(Data items)
— Begin —

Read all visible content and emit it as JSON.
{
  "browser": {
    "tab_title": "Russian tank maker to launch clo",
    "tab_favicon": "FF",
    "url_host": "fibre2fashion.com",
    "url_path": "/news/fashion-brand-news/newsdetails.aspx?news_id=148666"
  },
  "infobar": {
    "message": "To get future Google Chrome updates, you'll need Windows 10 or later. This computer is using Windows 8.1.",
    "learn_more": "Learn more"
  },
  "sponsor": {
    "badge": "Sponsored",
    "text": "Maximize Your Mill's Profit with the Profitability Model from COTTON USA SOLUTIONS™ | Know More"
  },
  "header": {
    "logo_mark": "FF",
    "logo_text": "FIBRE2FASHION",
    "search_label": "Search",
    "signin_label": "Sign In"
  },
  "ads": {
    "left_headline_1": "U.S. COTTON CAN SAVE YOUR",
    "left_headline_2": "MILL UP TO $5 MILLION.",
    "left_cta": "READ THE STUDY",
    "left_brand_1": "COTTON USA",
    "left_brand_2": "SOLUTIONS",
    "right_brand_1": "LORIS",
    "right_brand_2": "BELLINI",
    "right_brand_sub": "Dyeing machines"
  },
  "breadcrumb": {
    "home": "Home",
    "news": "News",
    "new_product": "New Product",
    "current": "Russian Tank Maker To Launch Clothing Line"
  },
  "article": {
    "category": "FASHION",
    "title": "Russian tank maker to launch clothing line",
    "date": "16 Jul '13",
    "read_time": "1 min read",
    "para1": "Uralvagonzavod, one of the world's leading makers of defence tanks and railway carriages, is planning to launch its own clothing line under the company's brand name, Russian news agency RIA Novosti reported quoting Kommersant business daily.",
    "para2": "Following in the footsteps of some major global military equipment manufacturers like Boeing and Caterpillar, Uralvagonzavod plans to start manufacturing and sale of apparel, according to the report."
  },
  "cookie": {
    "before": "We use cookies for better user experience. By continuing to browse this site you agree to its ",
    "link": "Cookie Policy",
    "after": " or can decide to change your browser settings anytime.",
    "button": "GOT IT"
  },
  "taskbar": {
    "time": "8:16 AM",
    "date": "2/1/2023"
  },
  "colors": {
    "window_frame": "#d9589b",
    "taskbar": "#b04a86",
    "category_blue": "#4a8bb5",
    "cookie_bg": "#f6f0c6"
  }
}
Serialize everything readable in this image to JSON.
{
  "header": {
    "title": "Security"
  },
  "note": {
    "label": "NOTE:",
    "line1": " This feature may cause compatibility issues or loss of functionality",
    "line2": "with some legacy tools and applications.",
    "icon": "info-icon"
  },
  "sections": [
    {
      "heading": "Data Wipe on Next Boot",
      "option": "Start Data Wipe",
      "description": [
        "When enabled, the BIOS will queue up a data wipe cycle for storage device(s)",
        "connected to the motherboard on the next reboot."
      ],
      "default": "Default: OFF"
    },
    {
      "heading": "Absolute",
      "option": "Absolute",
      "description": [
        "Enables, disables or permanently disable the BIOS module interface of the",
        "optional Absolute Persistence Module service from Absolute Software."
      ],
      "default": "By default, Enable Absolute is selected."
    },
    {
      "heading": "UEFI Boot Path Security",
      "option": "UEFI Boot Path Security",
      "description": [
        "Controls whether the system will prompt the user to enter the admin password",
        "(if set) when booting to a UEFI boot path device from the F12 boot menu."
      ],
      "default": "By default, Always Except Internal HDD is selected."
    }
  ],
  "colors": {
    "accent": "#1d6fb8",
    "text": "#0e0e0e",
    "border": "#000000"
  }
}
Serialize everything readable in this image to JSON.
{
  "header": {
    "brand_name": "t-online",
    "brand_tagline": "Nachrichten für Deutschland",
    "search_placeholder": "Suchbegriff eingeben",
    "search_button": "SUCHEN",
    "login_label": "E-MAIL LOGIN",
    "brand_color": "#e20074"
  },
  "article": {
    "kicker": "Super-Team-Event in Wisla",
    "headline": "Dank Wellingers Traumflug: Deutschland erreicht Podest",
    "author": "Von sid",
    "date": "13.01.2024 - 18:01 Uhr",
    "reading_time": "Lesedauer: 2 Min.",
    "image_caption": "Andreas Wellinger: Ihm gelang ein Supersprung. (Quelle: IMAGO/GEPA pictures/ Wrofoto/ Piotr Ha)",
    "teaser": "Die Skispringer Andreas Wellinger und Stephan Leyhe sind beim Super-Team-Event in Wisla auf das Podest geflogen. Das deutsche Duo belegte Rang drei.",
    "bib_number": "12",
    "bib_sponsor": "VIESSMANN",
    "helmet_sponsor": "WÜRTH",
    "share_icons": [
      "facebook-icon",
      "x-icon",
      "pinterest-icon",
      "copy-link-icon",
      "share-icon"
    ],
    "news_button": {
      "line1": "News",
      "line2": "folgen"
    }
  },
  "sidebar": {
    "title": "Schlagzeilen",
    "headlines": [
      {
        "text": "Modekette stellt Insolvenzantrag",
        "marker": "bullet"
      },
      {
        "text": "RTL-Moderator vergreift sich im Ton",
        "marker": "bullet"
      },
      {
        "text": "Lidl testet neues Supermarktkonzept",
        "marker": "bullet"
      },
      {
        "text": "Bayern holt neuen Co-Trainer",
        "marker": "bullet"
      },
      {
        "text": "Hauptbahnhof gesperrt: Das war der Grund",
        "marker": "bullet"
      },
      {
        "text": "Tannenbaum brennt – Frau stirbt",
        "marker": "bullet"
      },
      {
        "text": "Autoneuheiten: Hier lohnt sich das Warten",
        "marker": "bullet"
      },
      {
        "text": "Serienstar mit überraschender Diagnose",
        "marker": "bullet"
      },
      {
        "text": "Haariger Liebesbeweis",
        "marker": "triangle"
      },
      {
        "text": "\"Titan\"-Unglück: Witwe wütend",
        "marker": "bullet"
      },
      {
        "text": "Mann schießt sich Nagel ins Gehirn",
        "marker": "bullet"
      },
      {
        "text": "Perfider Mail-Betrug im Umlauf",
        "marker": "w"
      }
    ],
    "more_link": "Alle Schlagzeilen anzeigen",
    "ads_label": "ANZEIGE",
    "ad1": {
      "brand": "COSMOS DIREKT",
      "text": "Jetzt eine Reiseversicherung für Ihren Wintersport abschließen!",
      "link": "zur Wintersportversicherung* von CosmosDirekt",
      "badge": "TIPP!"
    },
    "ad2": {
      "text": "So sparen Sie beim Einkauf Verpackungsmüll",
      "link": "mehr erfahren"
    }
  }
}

— End —

## Given task
Transcribe the entire listing above precisely.

## Task solution
Read all visible content and emit it as JSON.
{
  "browser": {
    "tab_title": "Russian tank maker to launch clo",
    "tab_favicon": "FF",
    "url_host": "fibre2fashion.com",
    "url_path": "/news/fashion-brand-news/newsdetails.aspx?news_id=148666"
  },
  "infobar": {
    "message": "To get future Google Chrome updates, you'll need Windows 10 or later. This computer is using Windows 8.1.",
    "learn_more": "Learn more"
  },
  "sponsor": {
    "badge": "Sponsored",
    "text": "Maximize Your Mill's Profit with the Profitability Model from COTTON USA SOLUTIONS™ | Know More"
  },
  "header": {
    "logo_mark": "FF",
    "logo_text": "FIBRE2FASHION",
    "search_label": "Search",
    "signin_label": "Sign In"
  },
  "ads": {
    "left_headline_1": "U.S. COTTON CAN SAVE YOUR",
    "left_headline_2": "MILL UP TO $5 MILLION.",
    "left_cta": "READ THE STUDY",
    "left_brand_1": "COTTON USA",
    "left_brand_2": "SOLUTIONS",
    "right_brand_1": "LORIS",
    "right_brand_2": "BELLINI",
    "right_brand_sub": "Dyeing machines"
  },
  "breadcrumb": {
    "home": "Home",
    "news": "News",
    "new_product": "New Product",
    "current": "Russian Tank Maker To Launch Clothing Line"
  },
  "article": {
    "category": "FASHION",
    "title": "Russian tank maker to launch clothing line",
    "date": "16 Jul '13",
    "read_time": "1 min read",
    "para1": "Uralvagonzavod, one of the world's leading makers of defence tanks and railway carriages, is planning to launch its own clothing line under the company's brand name, Russian news agency RIA Novosti reported quoting Kommersant business daily.",
    "para2": "Following in the footsteps of some major global military equipment manufacturers like Boeing and Caterpillar, Uralvagonzavod plans to start manufacturing and sale of apparel, according to the report."
  },
  "cookie": {
    "before": "We use cookies for better user experience. By continuing to browse this site you agree to its ",
    "link": "Cookie Policy",
    "after": " or can decide to change your browser settings anytime.",
    "button": "GOT IT"
  },
  "taskbar": {
    "time": "8:16 AM",
    "date": "2/1/2023"
  },
  "colors": {
    "window_frame": "#d9589b",
    "taskbar": "#b04a86",
    "category_blue": "#4a8bb5",
    "cookie_bg": "#f6f0c6"
  }
}
Serialize everything readable in this image to JSON.
{
  "header": {
    "title": "Security"
  },
  "note": {
    "label": "NOTE:",
    "line1": " This feature may cause compatibility issues or loss of functionality",
    "line2": "with some legacy tools and applications.",
    "icon": "info-icon"
  },
  "sections": [
    {
      "heading": "Data Wipe on Next Boot",
      "option": "Start Data Wipe",
      "description": [
        "When enabled, the BIOS will queue up a data wipe cycle for storage device(s)",
        "connected to the motherboard on the next reboot."
      ],
      "default": "Default: OFF"
    },
    {
      "heading": "Absolute",
      "option": "Absolute",
      "description": [
        "Enables, disables or permanently disable the BIOS module interface of the",
        "optional Absolute Persistence Module service from Absolute Software."
      ],
      "default": "By default, Enable Absolute is selected."
    },
    {
      "heading": "UEFI Boot Path Security",
      "option": "UEFI Boot Path Security",
      "description": [
        "Controls whether the system will prompt the user to enter the admin password",
        "(if set) when booting to a UEFI boot path device from the F12 boot menu."
      ],
      "default": "By default, Always Except Internal HDD is selected."
    }
  ],
  "colors": {
    "accent": "#1d6fb8",
    "text": "#0e0e0e",
    "border": "#000000"
  }
}
Serialize everything readable in this image to JSON.
{
  "header": {
    "brand_name": "t-online",
    "brand_tagline": "Nachrichten für Deutschland",
    "search_placeholder": "Suchbegriff eingeben",
    "search_button": "SUCHEN",
    "login_label": "E-MAIL LOGIN",
    "brand_color": "#e20074"
  },
  "article": {
    "kicker": "Super-Team-Event in Wisla",
    "headline": "Dank Wellingers Traumflug: Deutschland erreicht Podest",
    "author": "Von sid",
    "date": "13.01.2024 - 18:01 Uhr",
    "reading_time": "Lesedauer: 2 Min.",
    "image_caption": "Andreas Wellinger: Ihm gelang ein Supersprung. (Quelle: IMAGO/GEPA pictures/ Wrofoto/ Piotr Ha)",
    "teaser": "Die Skispringer Andreas Wellinger und Stephan Leyhe sind beim Super-Team-Event in Wisla auf das Podest geflogen. Das deutsche Duo belegte Rang drei.",
    "bib_number": "12",
    "bib_sponsor": "VIESSMANN",
    "helmet_sponsor": "WÜRTH",
    "share_icons": [
      "facebook-icon",
      "x-icon",
      "pinterest-icon",
      "copy-link-icon",
      "share-icon"
    ],
    "news_button": {
      "line1": "News",
      "line2": "folgen"
    }
  },
  "sidebar": {
    "title": "Schlagzeilen",
    "headlines": [
      {
        "text": "Modekette stellt Insolvenzantrag",
        "marker": "bullet"
      },
      {
        "text": "RTL-Moderator vergreift sich im Ton",
        "marker": "bullet"
      },
      {
        "text": "Lidl testet neues Supermarktkonzept",
        "marker": "bullet"
      },
      {
        "text": "Bayern holt neuen Co-Trainer",
        "marker": "bullet"
      },
      {
        "text": "Hauptbahnhof gesperrt: Das war der Grund",
        "marker": "bullet"
      },
      {
        "text": "Tannenbaum brennt – Frau stirbt",
        "marker": "bullet"
      },
      {
        "text": "Autoneuheiten: Hier lohnt sich das Warten",
        "marker": "bullet"
      },
      {
        "text": "Serienstar mit überraschender Diagnose",
        "marker": "bullet"
      },
      {
        "text": "Haariger Liebesbeweis",
        "marker": "triangle"
      },
      {
        "text": "\"Titan\"-Unglück: Witwe wütend",
        "marker": "bullet"
      },
      {
        "text": "Mann schießt sich Nagel ins Gehirn",
        "marker": "bullet"
      },
      {
        "text": "Perfider Mail-Betrug im Umlauf",
        "marker": "w"
      }
    ],
    "more_link": "Alle Schlagzeilen anzeigen",
    "ads_label": "ANZEIGE",
    "ad1": {
      "brand": "COSMOS DIREKT",
      "text": "Jetzt eine Reiseversicherung für Ihren Wintersport abschließen!",
      "link": "zur Wintersportversicherung* von CosmosDirekt",
      "badge": "TIPP!"
    },
    "ad2": {
      "text": "So sparen Sie beim Einkauf Verpackungsmüll",
      "link": "mehr erfahren"
    }
  }
}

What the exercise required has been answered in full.